**What to produce**
What is needed is an exact copy of all the entries below.

START Data to use

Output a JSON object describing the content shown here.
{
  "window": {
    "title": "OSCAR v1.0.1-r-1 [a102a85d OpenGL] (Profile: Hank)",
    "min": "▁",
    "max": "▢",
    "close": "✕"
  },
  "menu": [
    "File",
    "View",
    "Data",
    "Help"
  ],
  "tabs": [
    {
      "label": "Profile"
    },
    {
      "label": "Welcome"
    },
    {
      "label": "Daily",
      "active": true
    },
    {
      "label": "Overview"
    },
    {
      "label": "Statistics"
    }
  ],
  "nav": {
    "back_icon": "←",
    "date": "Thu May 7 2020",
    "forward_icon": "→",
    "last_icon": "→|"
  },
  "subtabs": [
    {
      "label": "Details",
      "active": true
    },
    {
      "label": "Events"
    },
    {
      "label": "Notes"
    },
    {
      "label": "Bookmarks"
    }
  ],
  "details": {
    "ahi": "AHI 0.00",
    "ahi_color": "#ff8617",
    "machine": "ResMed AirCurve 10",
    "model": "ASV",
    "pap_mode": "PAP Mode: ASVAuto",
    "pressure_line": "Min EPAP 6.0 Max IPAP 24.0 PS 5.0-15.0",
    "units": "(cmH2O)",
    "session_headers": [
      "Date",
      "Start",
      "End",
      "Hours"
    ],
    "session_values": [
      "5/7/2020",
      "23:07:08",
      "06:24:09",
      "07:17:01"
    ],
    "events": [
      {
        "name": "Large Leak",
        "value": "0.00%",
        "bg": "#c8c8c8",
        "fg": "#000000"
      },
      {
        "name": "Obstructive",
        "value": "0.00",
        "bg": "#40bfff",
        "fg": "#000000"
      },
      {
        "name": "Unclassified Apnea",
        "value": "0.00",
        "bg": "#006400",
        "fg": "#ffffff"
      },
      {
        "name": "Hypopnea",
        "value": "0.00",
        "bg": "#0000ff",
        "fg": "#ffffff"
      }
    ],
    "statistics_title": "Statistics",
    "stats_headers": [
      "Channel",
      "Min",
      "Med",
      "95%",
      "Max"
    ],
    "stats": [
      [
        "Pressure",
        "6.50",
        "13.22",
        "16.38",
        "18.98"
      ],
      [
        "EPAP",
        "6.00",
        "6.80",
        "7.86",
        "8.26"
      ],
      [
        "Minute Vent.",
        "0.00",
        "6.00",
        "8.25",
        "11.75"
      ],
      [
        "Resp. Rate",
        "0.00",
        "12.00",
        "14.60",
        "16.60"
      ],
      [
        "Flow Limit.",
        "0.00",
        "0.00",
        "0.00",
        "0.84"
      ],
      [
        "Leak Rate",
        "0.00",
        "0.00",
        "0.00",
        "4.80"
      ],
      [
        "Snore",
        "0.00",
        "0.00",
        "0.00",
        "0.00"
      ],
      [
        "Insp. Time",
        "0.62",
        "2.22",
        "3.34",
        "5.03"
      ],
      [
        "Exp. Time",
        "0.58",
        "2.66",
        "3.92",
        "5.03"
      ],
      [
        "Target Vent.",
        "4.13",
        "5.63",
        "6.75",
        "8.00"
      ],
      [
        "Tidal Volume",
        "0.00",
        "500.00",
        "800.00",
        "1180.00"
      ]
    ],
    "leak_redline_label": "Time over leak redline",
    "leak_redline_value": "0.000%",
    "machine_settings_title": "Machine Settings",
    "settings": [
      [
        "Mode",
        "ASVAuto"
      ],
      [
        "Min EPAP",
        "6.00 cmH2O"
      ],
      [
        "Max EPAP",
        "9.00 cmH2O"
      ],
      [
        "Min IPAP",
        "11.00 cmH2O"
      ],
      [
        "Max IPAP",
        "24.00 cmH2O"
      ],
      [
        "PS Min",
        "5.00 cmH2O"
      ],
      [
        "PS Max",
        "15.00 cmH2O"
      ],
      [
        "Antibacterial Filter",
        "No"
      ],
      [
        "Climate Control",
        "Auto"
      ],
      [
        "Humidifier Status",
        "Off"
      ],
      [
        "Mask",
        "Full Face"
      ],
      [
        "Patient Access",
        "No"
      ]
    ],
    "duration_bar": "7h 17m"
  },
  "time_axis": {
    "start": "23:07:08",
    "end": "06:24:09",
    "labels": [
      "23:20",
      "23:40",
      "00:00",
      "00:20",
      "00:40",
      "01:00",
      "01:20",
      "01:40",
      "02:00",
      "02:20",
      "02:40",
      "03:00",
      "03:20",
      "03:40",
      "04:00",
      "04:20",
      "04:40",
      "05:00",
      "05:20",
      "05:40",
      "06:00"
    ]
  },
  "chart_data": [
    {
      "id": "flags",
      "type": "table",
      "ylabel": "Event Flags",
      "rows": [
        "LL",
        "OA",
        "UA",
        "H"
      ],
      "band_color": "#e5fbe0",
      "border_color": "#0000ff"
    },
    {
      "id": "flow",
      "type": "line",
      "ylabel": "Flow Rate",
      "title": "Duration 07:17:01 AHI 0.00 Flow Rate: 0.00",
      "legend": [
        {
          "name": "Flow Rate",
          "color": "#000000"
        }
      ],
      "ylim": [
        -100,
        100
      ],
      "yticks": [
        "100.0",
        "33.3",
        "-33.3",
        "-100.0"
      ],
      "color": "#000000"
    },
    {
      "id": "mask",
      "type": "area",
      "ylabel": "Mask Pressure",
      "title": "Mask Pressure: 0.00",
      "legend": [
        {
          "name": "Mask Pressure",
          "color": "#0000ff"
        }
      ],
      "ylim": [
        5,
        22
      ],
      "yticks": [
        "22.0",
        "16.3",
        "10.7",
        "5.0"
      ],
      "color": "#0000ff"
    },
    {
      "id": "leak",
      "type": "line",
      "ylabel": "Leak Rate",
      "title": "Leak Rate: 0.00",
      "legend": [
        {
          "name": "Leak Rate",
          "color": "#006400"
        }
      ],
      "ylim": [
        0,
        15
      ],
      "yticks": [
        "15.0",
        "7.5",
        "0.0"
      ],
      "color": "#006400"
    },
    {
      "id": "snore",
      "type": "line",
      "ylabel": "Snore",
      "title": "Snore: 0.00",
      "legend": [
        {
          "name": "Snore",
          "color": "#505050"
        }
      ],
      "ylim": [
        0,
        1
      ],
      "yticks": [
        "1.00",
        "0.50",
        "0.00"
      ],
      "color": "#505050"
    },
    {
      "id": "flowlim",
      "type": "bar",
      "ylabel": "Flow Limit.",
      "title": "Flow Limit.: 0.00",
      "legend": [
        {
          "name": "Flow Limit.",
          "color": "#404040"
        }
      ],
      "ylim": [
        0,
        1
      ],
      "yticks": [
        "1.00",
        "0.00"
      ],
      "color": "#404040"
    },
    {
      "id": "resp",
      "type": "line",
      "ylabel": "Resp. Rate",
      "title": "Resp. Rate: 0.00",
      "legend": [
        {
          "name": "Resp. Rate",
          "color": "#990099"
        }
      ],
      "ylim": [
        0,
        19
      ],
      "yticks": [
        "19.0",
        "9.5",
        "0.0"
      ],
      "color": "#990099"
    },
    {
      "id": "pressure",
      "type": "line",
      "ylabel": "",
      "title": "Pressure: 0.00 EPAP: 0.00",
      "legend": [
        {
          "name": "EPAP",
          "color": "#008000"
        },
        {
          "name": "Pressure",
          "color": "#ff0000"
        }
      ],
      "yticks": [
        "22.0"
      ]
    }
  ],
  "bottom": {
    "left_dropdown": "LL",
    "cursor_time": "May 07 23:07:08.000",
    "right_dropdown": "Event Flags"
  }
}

END Data to use

**Solution to the problem**
Output a JSON object describing the content shown here.
{
  "window": {
    "title": "OSCAR v1.0.1-r-1 [a102a85d OpenGL] (Profile: Hank)",
    "min": "▁",
    "max": "▢",
    "close": "✕"
  },
  "menu": [
    "File",
    "View",
    "Data",
    "Help"
  ],
  "tabs": [
    {
      "label": "Profile"
    },
    {
      "label": "Welcome"
    },
    {
      "label": "Daily",
      "active": true
    },
    {
      "label": "Overview"
    },
    {
      "label": "Statistics"
    }
  ],
  "nav": {
    "back_icon": "←",
    "date": "Thu May 7 2020",
    "forward_icon": "→",
    "last_icon": "→|"
  },
  "subtabs": [
    {
      "label": "Details",
      "active": true
    },
    {
      "label": "Events"
    },
    {
      "label": "Notes"
    },
    {
      "label": "Bookmarks"
    }
  ],
  "details": {
    "ahi": "AHI 0.00",
    "ahi_color": "#ff8617",
    "machine": "ResMed AirCurve 10",
    "model": "ASV",
    "pap_mode": "PAP Mode: ASVAuto",
    "pressure_line": "Min EPAP 6.0 Max IPAP 24.0 PS 5.0-15.0",
    "units": "(cmH2O)",
    "session_headers": [
      "Date",
      "Start",
      "End",
      "Hours"
    ],
    "session_values": [
      "5/7/2020",
      "23:07:08",
      "06:24:09",
      "07:17:01"
    ],
    "events": [
      {
        "name": "Large Leak",
        "value": "0.00%",
        "bg": "#c8c8c8",
        "fg": "#000000"
      },
      {
        "name": "Obstructive",
        "value": "0.00",
        "bg": "#40bfff",
        "fg": "#000000"
      },
      {
        "name": "Unclassified Apnea",
        "value": "0.00",
        "bg": "#006400",
        "fg": "#ffffff"
      },
      {
        "name": "Hypopnea",
        "value": "0.00",
        "bg": "#0000ff",
        "fg": "#ffffff"
      }
    ],
    "statistics_title": "Statistics",
    "stats_headers": [
      "Channel",
      "Min",
      "Med",
      "95%",
      "Max"
    ],
    "stats": [
      [
        "Pressure",
        "6.50",
        "13.22",
        "16.38",
        "18.98"
      ],
      [
        "EPAP",
        "6.00",
        "6.80",
        "7.86",
        "8.26"
      ],
      [
        "Minute Vent.",
        "0.00",
        "6.00",
        "8.25",
        "11.75"
      ],
      [
        "Resp. Rate",
        "0.00",
        "12.00",
        "14.60",
        "16.60"
      ],
      [
        "Flow Limit.",
        "0.00",
        "0.00",
        "0.00",
        "0.84"
      ],
      [
        "Leak Rate",
        "0.00",
        "0.00",
        "0.00",
        "4.80"
      ],
      [
        "Snore",
        "0.00",
        "0.00",
        "0.00",
        "0.00"
      ],
      [
        "Insp. Time",
        "0.62",
        "2.22",
        "3.34",
        "5.03"
      ],
      [
        "Exp. Time",
        "0.58",
        "2.66",
        "3.92",
        "5.03"
      ],
      [
        "Target Vent.",
        "4.13",
        "5.63",
        "6.75",
        "8.00"
      ],
      [
        "Tidal Volume",
        "0.00",
        "500.00",
        "800.00",
        "1180.00"
      ]
    ],
    "leak_redline_label": "Time over leak redline",
    "leak_redline_value": "0.000%",
    "machine_settings_title": "Machine Settings",
    "settings": [
      [
        "Mode",
        "ASVAuto"
      ],
      [
        "Min EPAP",
        "6.00 cmH2O"
      ],
      [
        "Max EPAP",
        "9.00 cmH2O"
      ],
      [
        "Min IPAP",
        "11.00 cmH2O"
      ],
      [
        "Max IPAP",
        "24.00 cmH2O"
      ],
      [
        "PS Min",
        "5.00 cmH2O"
      ],
      [
        "PS Max",
        "15.00 cmH2O"
      ],
      [
        "Antibacterial Filter",
        "No"
      ],
      [
        "Climate Control",
        "Auto"
      ],
      [
        "Humidifier Status",
        "Off"
      ],
      [
        "Mask",
        "Full Face"
      ],
      [
        "Patient Access",
        "No"
      ]
    ],
    "duration_bar": "7h 17m"
  },
  "time_axis": {
    "start": "23:07:08",
    "end": "06:24:09",
    "labels": [
      "23:20",
      "23:40",
      "00:00",
      "00:20",
      "00:40",
      "01:00",
      "01:20",
      "01:40",
      "02:00",
      "02:20",
      "02:40",
      "03:00",
      "03:20",
      "03:40",
      "04:00",
      "04:20",
      "04:40",
      "05:00",
      "05:20",
      "05:40",
      "06:00"
    ]
  },
  "chart_data": [
    {
      "id": "flags",
      "type": "table",
      "ylabel": "Event Flags",
      "rows": [
        "LL",
        "OA",
        "UA",
        "H"
      ],
      "band_color": "#e5fbe0",
      "border_color": "#0000ff"
    },
    {
      "id": "flow",
      "type": "line",
      "ylabel": "Flow Rate",
      "title": "Duration 07:17:01 AHI 0.00 Flow Rate: 0.00",
      "legend": [
        {
          "name": "Flow Rate",
          "color": "#000000"
        }
      ],
      "ylim": [
        -100,
        100
      ],
      "yticks": [
        "100.0",
        "33.3",
        "-33.3",
        "-100.0"
      ],
      "color": "#000000"
    },
    {
      "id": "mask",
      "type": "area",
      "ylabel": "Mask Pressure",
      "title": "Mask Pressure: 0.00",
      "legend": [
        {
          "name": "Mask Pressure",
          "color": "#0000ff"
        }
      ],
      "ylim": [
        5,
        22
      ],
      "yticks": [
        "22.0",
        "16.3",
        "10.7",
        "5.0"
      ],
      "color": "#0000ff"
    },
    {
      "id": "leak",
      "type": "line",
      "ylabel": "Leak Rate",
      "title": "Leak Rate: 0.00",
      "legend": [
        {
          "name": "Leak Rate",
          "color": "#006400"
        }
      ],
      "ylim": [
        0,
        15
      ],
      "yticks": [
        "15.0",
        "7.5",
        "0.0"
      ],
      "color": "#006400"
    },
    {
      "id": "snore",
      "type": "line",
      "ylabel": "Snore",
      "title": "Snore: 0.00",
      "legend": [
        {
          "name": "Snore",
          "color": "#505050"
        }
      ],
      "ylim": [
        0,
        1
      ],
      "yticks": [
        "1.00",
        "0.50",
        "0.00"
      ],
      "color": "#505050"
    },
    {
      "id": "flowlim",
      "type": "bar",
      "ylabel": "Flow Limit.",
      "title": "Flow Limit.: 0.00",
      "legend": [
        {
          "name": "Flow Limit.",
          "color": "#404040"
        }
      ],
      "ylim": [
        0,
        1
      ],
      "yticks": [
        "1.00",
        "0.00"
      ],
      "color": "#404040"
    },
    {
      "id": "resp",
      "type": "line",
      "ylabel": "Resp. Rate",
      "title": "Resp. Rate: 0.00",
      "legend": [
        {
          "name": "Resp. Rate",
          "color": "#990099"
        }
      ],
      "ylim": [
        0,
        19
      ],
      "yticks": [
        "19.0",
        "9.5",
        "0.0"
      ],
      "color": "#990099"
    },
    {
      "id": "pressure",
      "type": "line",
      "ylabel": "",
      "title": "Pressure: 0.00 EPAP: 0.00",
      "legend": [
        {
          "name": "EPAP",
          "color": "#008000"
        },
        {
          "name": "Pressure",
          "color": "#ff0000"
        }
      ],
      "yticks": [
        "22.0"
      ]
    }
  ],
  "bottom": {
    "left_dropdown": "LL",
    "cursor_time": "May 07 23:07:08.000",
    "right_dropdown": "Event Flags"
  }
}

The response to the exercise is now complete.